- _Data in this exercise_
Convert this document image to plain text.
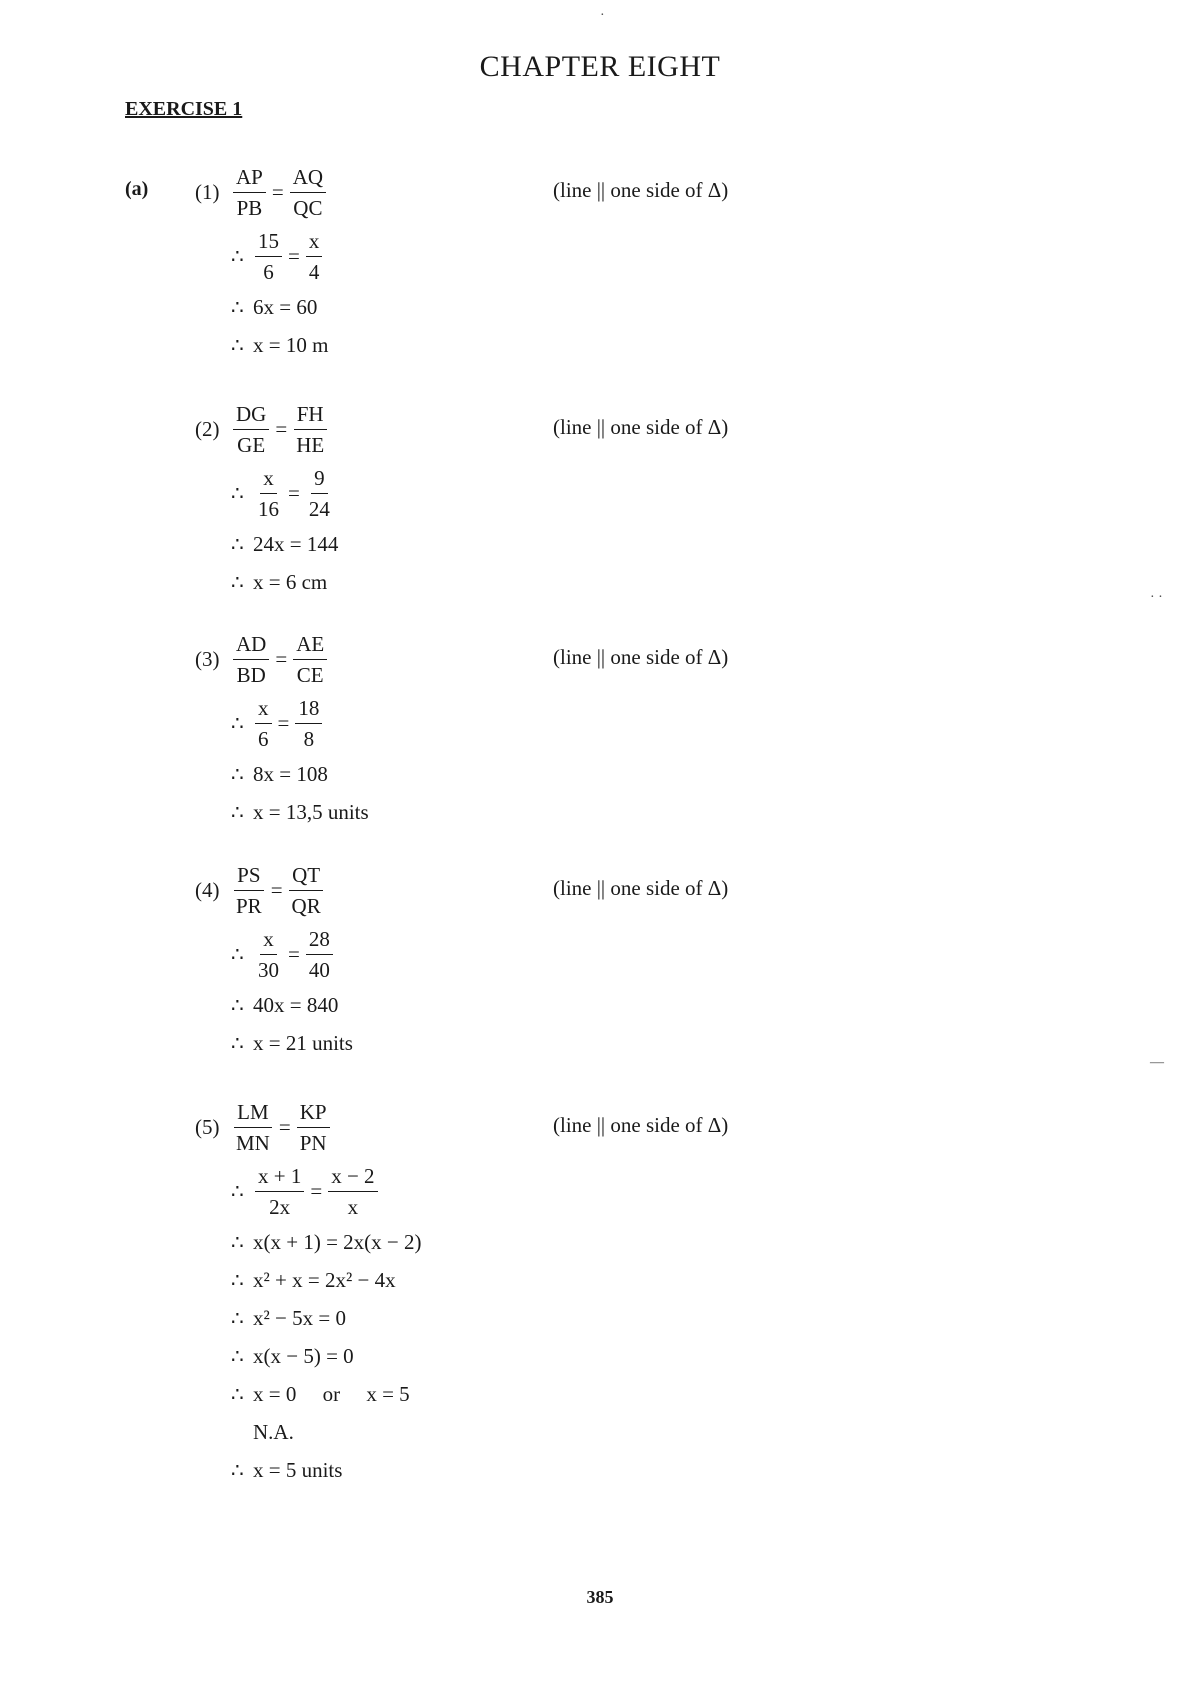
·
· ·
—
CHAPTER EIGHT
EXERCISE 1
(a)	(line || one side of Δ)
$(1) \frac{AP}{PB} = \frac{AQ}{QC}$
∴ $\frac{15}{6} = \frac{x}{4}$
∴ 6x = 60
∴ x = 10 m
(line || one side of Δ)
$(2) \frac{DG}{GE} = \frac{FH}{HE}$
∴ $\frac{x}{16} = \frac{9}{24}$
∴ 24x = 144
∴ x = 6 cm
(line || one side of Δ)
$(3) \frac{AD}{BD} = \frac{AE}{CE}$
∴ $\frac{x}{6} = \frac{18}{8}$
∴ 8x = 108
∴ x = 13,5 units
(line || one side of Δ)
$(4) \frac{PS}{PR} = \frac{QT}{QR}$
∴ $\frac{x}{30} = \frac{28}{40}$
∴ 40x = 840
∴ x = 21 units
(line || one side of Δ)
$(5) \frac{LM}{MN} = \frac{KP}{PN}$
∴ $\frac{x + 1}{2x} = \frac{x - 2}{x}$
∴ x(x + 1) = 2x(x − 2)
∴ x² + x = 2x² − 4x
∴ x² − 5x = 0
∴ x(x − 5) = 0
∴ x = 0     or     x = 5
N.A.
∴ x = 5 units
385
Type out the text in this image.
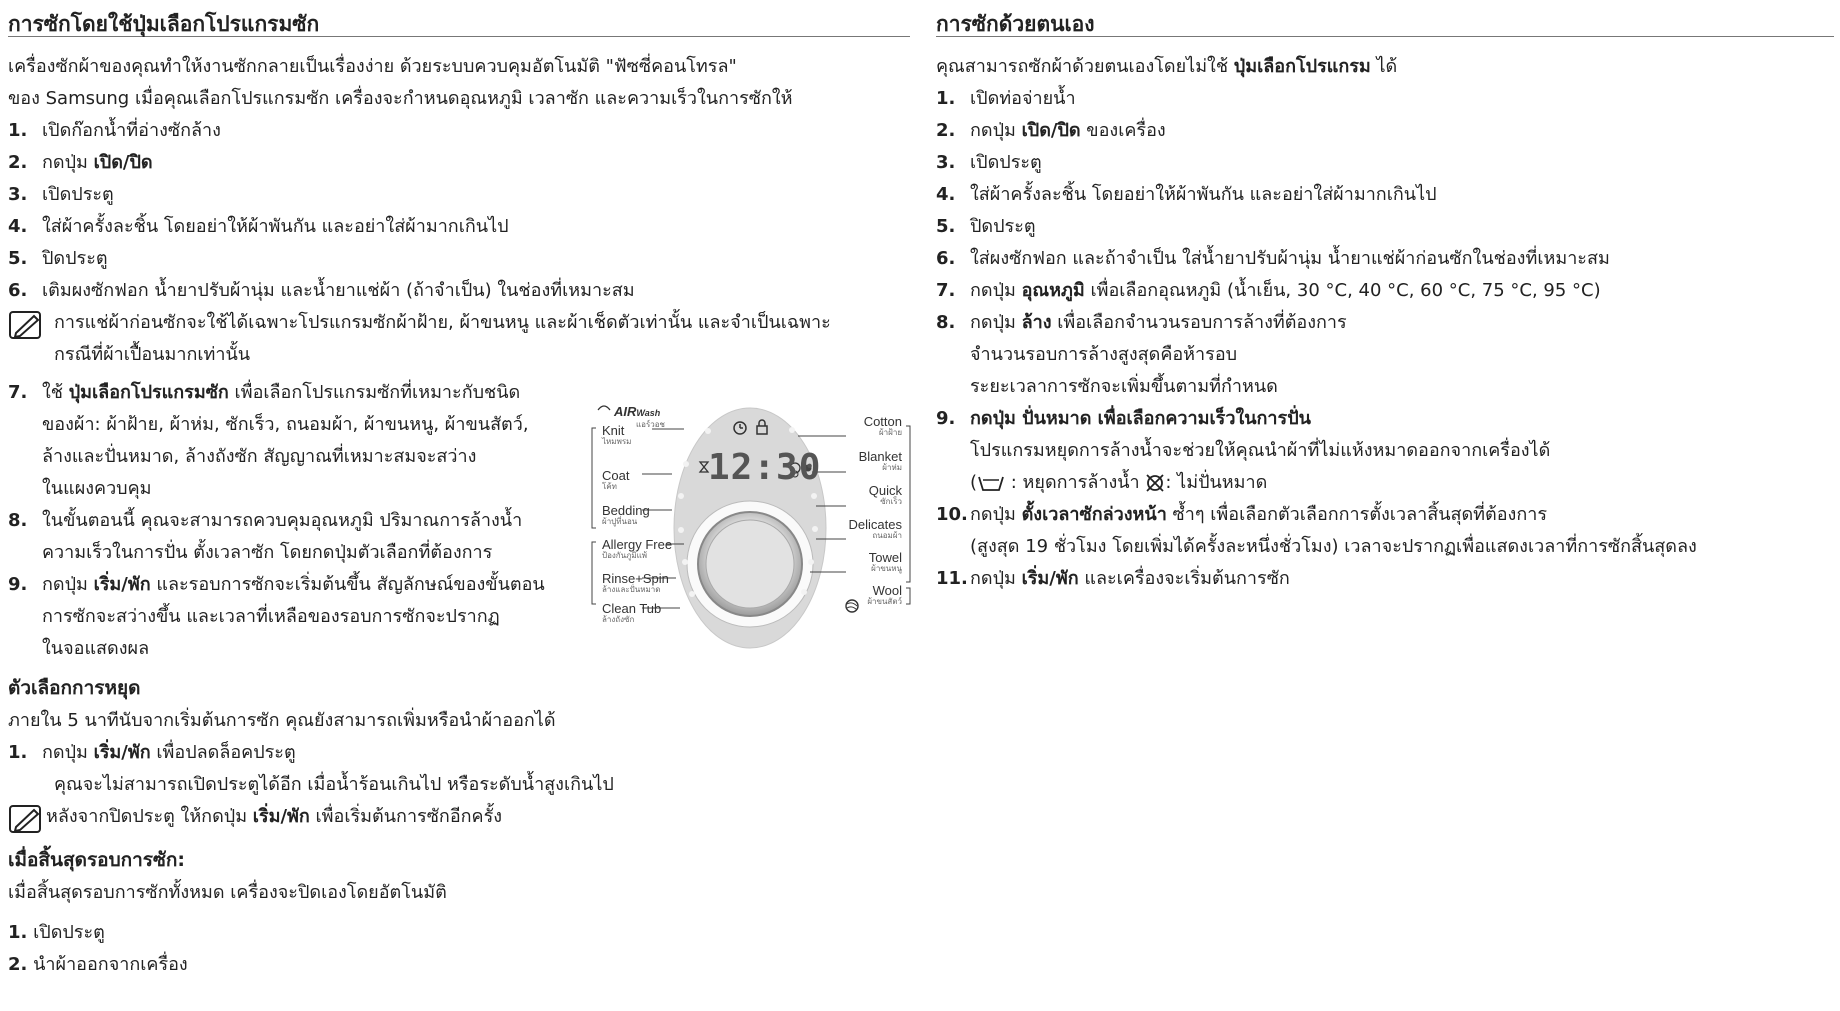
การซักโดยใช้ปุ่มเลือกโปรแกรมซัก
เครื่องซักผ้าของคุณทำให้งานซักกลายเป็นเรื่องง่าย ด้วยระบบควบคุมอัตโนมัติ "ฟัซซี่คอนโทรล"
ของ Samsung เมื่อคุณเลือกโปรแกรมซัก เครื่องจะกำหนดอุณหภูมิ เวลาซัก และความเร็วในการซักให้
1. เปิดก๊อกน้ำที่อ่างซักล้าง
2. กดปุ่ม เปิด/ปิด
3. เปิดประตู
4. ใส่ผ้าครั้งละชิ้น โดยอย่าให้ผ้าพันกัน และอย่าใส่ผ้ามากเกินไป
5. ปิดประตู
6. เติมผงซักฟอก น้ำยาปรับผ้านุ่ม และน้ำยาแช่ผ้า (ถ้าจำเป็น) ในช่องที่เหมาะสม
การแช่ผ้าก่อนซักจะใช้ได้เฉพาะโปรแกรมซักผ้าฝ้าย, ผ้าขนหนู และผ้าเช็ดตัวเท่านั้น และจำเป็นเฉพาะ
กรณีที่ผ้าเปื้อนมากเท่านั้น
7. ใช้ ปุ่มเลือกโปรแกรมซัก เพื่อเลือกโปรแกรมซักที่เหมาะกับชนิด
ของผ้า: ผ้าฝ้าย, ผ้าห่ม, ซักเร็ว, ถนอมผ้า, ผ้าขนหนู, ผ้าขนสัตว์,
ล้างและปั่นหมาด, ล้างถังซัก สัญญาณที่เหมาะสมจะสว่าง
ในแผงควบคุม
8. ในขั้นตอนนี้ คุณจะสามารถควบคุมอุณหภูมิ ปริมาณการล้างน้ำ
ความเร็วในการปั่น ตั้งเวลาซัก โดยกดปุ่มตัวเลือกที่ต้องการ
9. กดปุ่ม เริ่ม/พัก และรอบการซักจะเริ่มต้นขึ้น สัญลักษณ์ของขั้นตอน
การซักจะสว่างขึ้น และเวลาที่เหลือของรอบการซักจะปรากฏ
ในจอแสดงผล
ตัวเลือกการหยุด
ภายใน 5 นาทีนับจากเริ่มต้นการซัก คุณยังสามารถเพิ่มหรือนำผ้าออกได้
1. กดปุ่ม เริ่ม/พัก เพื่อปลดล็อคประตู
คุณจะไม่สามารถเปิดประตูได้อีก เมื่อน้ำร้อนเกินไป หรือระดับน้ำสูงเกินไป
หลังจากปิดประตู ให้กดปุ่ม เริ่ม/พัก เพื่อเริ่มต้นการซักอีกครั้ง
เมื่อสิ้นสุดรอบการซัก:
เมื่อสิ้นสุดรอบการซักทั้งหมด เครื่องจะปิดเองโดยอัตโนมัติ
1. เปิดประตู
2. นำผ้าออกจากเครื่อง
AIRWash
แอร์วอช
12:30
Knit
ไหมพรม
Coat
โค้ท
Bedding
ผ้าปูที่นอน
Allergy Free
ป้องกันภูมิแพ้
Rinse+Spin
ล้างและปั่นหมาด
Clean Tub
ล้างถังซัก
Cotton
ผ้าฝ้าย
Blanket
ผ้าห่ม
Quick
ซักเร็ว
Delicates
ถนอมผ้า
Towel
ผ้าขนหนู
Wool
ผ้าขนสัตว์
การซักด้วยตนเอง
คุณสามารถซักผ้าด้วยตนเองโดยไม่ใช้ ปุ่มเลือกโปรแกรม ได้
1. เปิดท่อจ่ายน้ำ
2. กดปุ่ม เปิด/ปิด ของเครื่อง
3. เปิดประตู
4. ใส่ผ้าครั้งละชิ้น โดยอย่าให้ผ้าพันกัน และอย่าใส่ผ้ามากเกินไป
5. ปิดประตู
6. ใส่ผงซักฟอก และถ้าจำเป็น ใส่น้ำยาปรับผ้านุ่ม น้ำยาแช่ผ้าก่อนซักในช่องที่เหมาะสม
7. กดปุ่ม อุณหภูมิ เพื่อเลือกอุณหภูมิ (น้ำเย็น, 30 °C, 40 °C, 60 °C, 75 °C, 95 °C)
8. กดปุ่ม ล้าง เพื่อเลือกจำนวนรอบการล้างที่ต้องการ
จำนวนรอบการล้างสูงสุดคือห้ารอบ
ระยะเวลาการซักจะเพิ่มขึ้นตามที่กำหนด
9. กดปุ่ม ปั่นหมาด เพื่อเลือกความเร็วในการปั่น
โปรแกรมหยุดการล้างน้ำจะช่วยให้คุณนำผ้าที่ไม่แห้งหมาดออกจากเครื่องได้
( : หยุดการล้างน้ำ : ไม่ปั่นหมาด
10. กดปุ่ม ตั้งเวลาซักล่วงหน้า ซ้ำๆ เพื่อเลือกตัวเลือกการตั้งเวลาสิ้นสุดที่ต้องการ
(สูงสุด 19 ชั่วโมง โดยเพิ่มได้ครั้งละหนึ่งชั่วโมง) เวลาจะปรากฏเพื่อแสดงเวลาที่การซักสิ้นสุดลง
11. กดปุ่ม เริ่ม/พัก และเครื่องจะเริ่มต้นการซัก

- _Task directions_
Print the records above exactly as they stand, but leave out the pictures.

- _Finished task_
Convert this document image to plain text.
·
· ·
—
CHAPTER EIGHT
EXERCISE 1
(a)	(line || one side of Δ)
$(1) \frac{AP}{PB} = \frac{AQ}{QC}$
∴ $\frac{15}{6} = \frac{x}{4}$
∴ 6x = 60
∴ x = 10 m
(line || one side of Δ)
$(2) \frac{DG}{GE} = \frac{FH}{HE}$
∴ $\frac{x}{16} = \frac{9}{24}$
∴ 24x = 144
∴ x = 6 cm
(line || one side of Δ)
$(3) \frac{AD}{BD} = \frac{AE}{CE}$
∴ $\frac{x}{6} = \frac{18}{8}$
∴ 8x = 108
∴ x = 13,5 units
(line || one side of Δ)
$(4) \frac{PS}{PR} = \frac{QT}{QR}$
∴ $\frac{x}{30} = \frac{28}{40}$
∴ 40x = 840
∴ x = 21 units
(line || one side of Δ)
$(5) \frac{LM}{MN} = \frac{KP}{PN}$
∴ $\frac{x + 1}{2x} = \frac{x - 2}{x}$
∴ x(x + 1) = 2x(x − 2)
∴ x² + x = 2x² − 4x
∴ x² − 5x = 0
∴ x(x − 5) = 0
∴ x = 0     or     x = 5
N.A.
∴ x = 5 units
385
Type out the text in this image.
การซักโดยใช้ปุ่มเลือกโปรแกรมซัก
เครื่องซักผ้าของคุณทำให้งานซักกลายเป็นเรื่องง่าย ด้วยระบบควบคุมอัตโนมัติ "ฟัซซี่คอนโทรล"
ของ Samsung เมื่อคุณเลือกโปรแกรมซัก เครื่องจะกำหนดอุณหภูมิ เวลาซัก และความเร็วในการซักให้
1. เปิดก๊อกน้ำที่อ่างซักล้าง
2. กดปุ่ม เปิด/ปิด
3. เปิดประตู
4. ใส่ผ้าครั้งละชิ้น โดยอย่าให้ผ้าพันกัน และอย่าใส่ผ้ามากเกินไป
5. ปิดประตู
6. เติมผงซักฟอก น้ำยาปรับผ้านุ่ม และน้ำยาแช่ผ้า (ถ้าจำเป็น) ในช่องที่เหมาะสม
การแช่ผ้าก่อนซักจะใช้ได้เฉพาะโปรแกรมซักผ้าฝ้าย, ผ้าขนหนู และผ้าเช็ดตัวเท่านั้น และจำเป็นเฉพาะ
กรณีที่ผ้าเปื้อนมากเท่านั้น
7. ใช้ ปุ่มเลือกโปรแกรมซัก เพื่อเลือกโปรแกรมซักที่เหมาะกับชนิด
ของผ้า: ผ้าฝ้าย, ผ้าห่ม, ซักเร็ว, ถนอมผ้า, ผ้าขนหนู, ผ้าขนสัตว์,
ล้างและปั่นหมาด, ล้างถังซัก สัญญาณที่เหมาะสมจะสว่าง
ในแผงควบคุม
8. ในขั้นตอนนี้ คุณจะสามารถควบคุมอุณหภูมิ ปริมาณการล้างน้ำ
ความเร็วในการปั่น ตั้งเวลาซัก โดยกดปุ่มตัวเลือกที่ต้องการ
9. กดปุ่ม เริ่ม/พัก และรอบการซักจะเริ่มต้นขึ้น สัญลักษณ์ของขั้นตอน
การซักจะสว่างขึ้น และเวลาที่เหลือของรอบการซักจะปรากฏ
ในจอแสดงผล
ตัวเลือกการหยุด
ภายใน 5 นาทีนับจากเริ่มต้นการซัก คุณยังสามารถเพิ่มหรือนำผ้าออกได้
1. กดปุ่ม เริ่ม/พัก เพื่อปลดล็อคประตู
คุณจะไม่สามารถเปิดประตูได้อีก เมื่อน้ำร้อนเกินไป หรือระดับน้ำสูงเกินไป
หลังจากปิดประตู ให้กดปุ่ม เริ่ม/พัก เพื่อเริ่มต้นการซักอีกครั้ง
เมื่อสิ้นสุดรอบการซัก:
เมื่อสิ้นสุดรอบการซักทั้งหมด เครื่องจะปิดเองโดยอัตโนมัติ
1. เปิดประตู
2. นำผ้าออกจากเครื่อง
AIRWash
แอร์วอช
12:30
Knit
ไหมพรม
Coat
โค้ท
Bedding
ผ้าปูที่นอน
Allergy Free
ป้องกันภูมิแพ้
Rinse+Spin
ล้างและปั่นหมาด
Clean Tub
ล้างถังซัก
Cotton
ผ้าฝ้าย
Blanket
ผ้าห่ม
Quick
ซักเร็ว
Delicates
ถนอมผ้า
Towel
ผ้าขนหนู
Wool
ผ้าขนสัตว์
การซักด้วยตนเอง
คุณสามารถซักผ้าด้วยตนเองโดยไม่ใช้ ปุ่มเลือกโปรแกรม ได้
1. เปิดท่อจ่ายน้ำ
2. กดปุ่ม เปิด/ปิด ของเครื่อง
3. เปิดประตู
4. ใส่ผ้าครั้งละชิ้น โดยอย่าให้ผ้าพันกัน และอย่าใส่ผ้ามากเกินไป
5. ปิดประตู
6. ใส่ผงซักฟอก และถ้าจำเป็น ใส่น้ำยาปรับผ้านุ่ม น้ำยาแช่ผ้าก่อนซักในช่องที่เหมาะสม
7. กดปุ่ม อุณหภูมิ เพื่อเลือกอุณหภูมิ (น้ำเย็น, 30 °C, 40 °C, 60 °C, 75 °C, 95 °C)
8. กดปุ่ม ล้าง เพื่อเลือกจำนวนรอบการล้างที่ต้องการ
จำนวนรอบการล้างสูงสุดคือห้ารอบ
ระยะเวลาการซักจะเพิ่มขึ้นตามที่กำหนด
9. กดปุ่ม ปั่นหมาด เพื่อเลือกความเร็วในการปั่น
โปรแกรมหยุดการล้างน้ำจะช่วยให้คุณนำผ้าที่ไม่แห้งหมาดออกจากเครื่องได้
( : หยุดการล้างน้ำ : ไม่ปั่นหมาด
10. กดปุ่ม ตั้งเวลาซักล่วงหน้า ซ้ำๆ เพื่อเลือกตัวเลือกการตั้งเวลาสิ้นสุดที่ต้องการ
(สูงสุด 19 ชั่วโมง โดยเพิ่มได้ครั้งละหนึ่งชั่วโมง) เวลาจะปรากฏเพื่อแสดงเวลาที่การซักสิ้นสุดลง
11. กดปุ่ม เริ่ม/พัก และเครื่องจะเริ่มต้นการซัก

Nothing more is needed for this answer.